▶ _BRIEF_: Set down all of the entries word for word, omitting the images they contain.

▶ _EXTRACTED MATERIAL_:
****************

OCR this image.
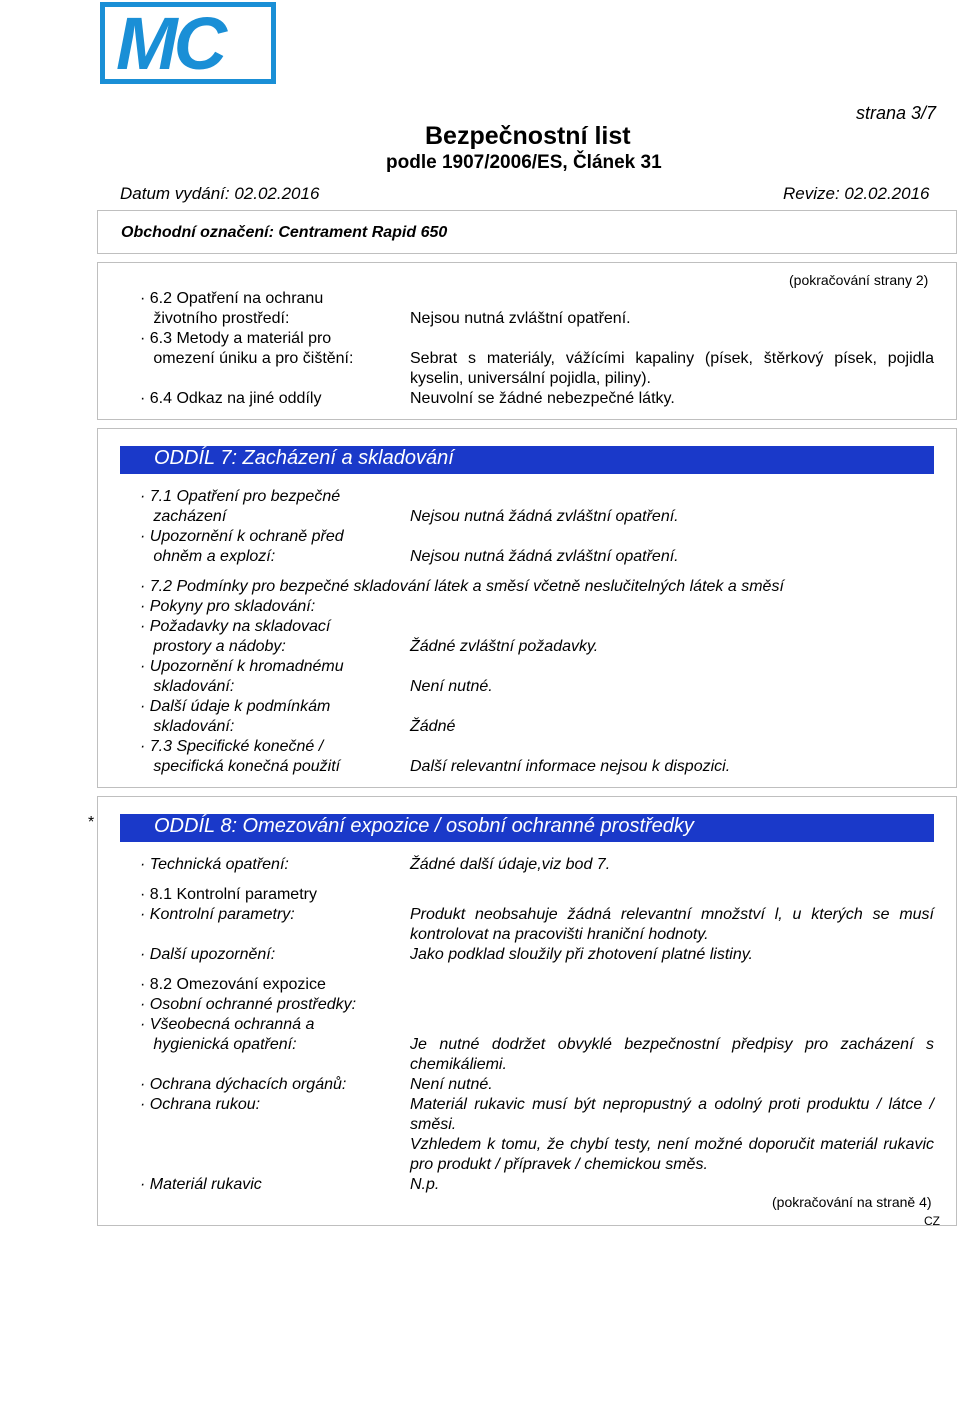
MC
strana 3/7
Bezpečnostní list
podle 1907/2006/ES, Článek 31
Datum vydání: 02.02.2016	Revize: 02.02.2016
Obchodní označení: Centrament Rapid 650
(pokračování strany 2)
· 6.2 Opatření na ochranu
životního prostředí:	Nejsou nutná zvláštní opatření.
· 6.3 Metody a materiál pro
omezení úniku a pro čištění:	Sebrat s materiály, vážícími kapaliny (písek, štěrkový písek, pojidla kyselin, universální pojidla, piliny).
· 6.4 Odkaz na jiné oddíly	Neuvolní se žádné nebezpečné látky.
ODDÍL 7: Zacházení a skladování
· 7.1 Opatření pro bezpečné
zacházení	Nejsou nutná žádná zvláštní opatření.
· Upozornění k ochraně před
ohněm a explozí:	Nejsou nutná žádná zvláštní opatření.
· 7.2 Podmínky pro bezpečné skladování látek a směsí včetně neslučitelných látek a směsí
· Pokyny pro skladování:
· Požadavky na skladovací
prostory a nádoby:	Žádné zvláštní požadavky.
· Upozornění k hromadnému
skladování:	Není nutné.
· Další údaje k podmínkám
skladování:	Žádné
· 7.3 Specifické konečné /
specifická konečná použití	Další relevantní informace nejsou k dispozici.
*	ODDÍL 8: Omezování expozice / osobní ochranné prostředky
· Technická opatření:	Žádné další údaje,viz bod 7.
· 8.1 Kontrolní parametry
· Kontrolní parametry:	Produkt neobsahuje žádná relevantní množství l, u kterých se musí kontrolovat na pracovišti hraniční hodnoty.
· Další upozornění:	Jako podklad sloužily při zhotovení platné listiny.
· 8.2 Omezování expozice
· Osobní ochranné prostředky:
· Všeobecná ochranná a
hygienická opatření:	Je nutné dodržet obvyklé bezpečnostní předpisy pro zacházení s chemikáliemi.
· Ochrana dýchacích orgánů:	Není nutné.
· Ochrana rukou:	Materiál rukavic musí být nepropustný a odolný proti produktu / látce / směsi.
Vzhledem k tomu, že chybí testy, není možné doporučit materiál rukavic pro produkt / přípravek / chemickou směs.
· Materiál rukavic	N.p.
(pokračování na straně 4)
CZ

****************

▶ _RESULT FOR THIS EXERCISE_:
OCR this image.
MC
strana 3/7
Bezpečnostní list
podle 1907/2006/ES, Článek 31
Datum vydání: 02.02.2016	Revize: 02.02.2016
Obchodní označení: Centrament Rapid 650
(pokračování strany 2)
· 6.2 Opatření na ochranu
životního prostředí:	Nejsou nutná zvláštní opatření.
· 6.3 Metody a materiál pro
omezení úniku a pro čištění:	Sebrat s materiály, vážícími kapaliny (písek, štěrkový písek, pojidla kyselin, universální pojidla, piliny).
· 6.4 Odkaz na jiné oddíly	Neuvolní se žádné nebezpečné látky.
ODDÍL 7: Zacházení a skladování
· 7.1 Opatření pro bezpečné
zacházení	Nejsou nutná žádná zvláštní opatření.
· Upozornění k ochraně před
ohněm a explozí:	Nejsou nutná žádná zvláštní opatření.
· 7.2 Podmínky pro bezpečné skladování látek a směsí včetně neslučitelných látek a směsí
· Pokyny pro skladování:
· Požadavky na skladovací
prostory a nádoby:	Žádné zvláštní požadavky.
· Upozornění k hromadnému
skladování:	Není nutné.
· Další údaje k podmínkám
skladování:	Žádné
· 7.3 Specifické konečné /
specifická konečná použití	Další relevantní informace nejsou k dispozici.
*	ODDÍL 8: Omezování expozice / osobní ochranné prostředky
· Technická opatření:	Žádné další údaje,viz bod 7.
· 8.1 Kontrolní parametry
· Kontrolní parametry:	Produkt neobsahuje žádná relevantní množství l, u kterých se musí kontrolovat na pracovišti hraniční hodnoty.
· Další upozornění:	Jako podklad sloužily při zhotovení platné listiny.
· 8.2 Omezování expozice
· Osobní ochranné prostředky:
· Všeobecná ochranná a
hygienická opatření:	Je nutné dodržet obvyklé bezpečnostní předpisy pro zacházení s chemikáliemi.
· Ochrana dýchacích orgánů:	Není nutné.
· Ochrana rukou:	Materiál rukavic musí být nepropustný a odolný proti produktu / látce / směsi.
Vzhledem k tomu, že chybí testy, není možné doporučit materiál rukavic pro produkt / přípravek / chemickou směs.
· Materiál rukavic	N.p.
(pokračování na straně 4)
CZ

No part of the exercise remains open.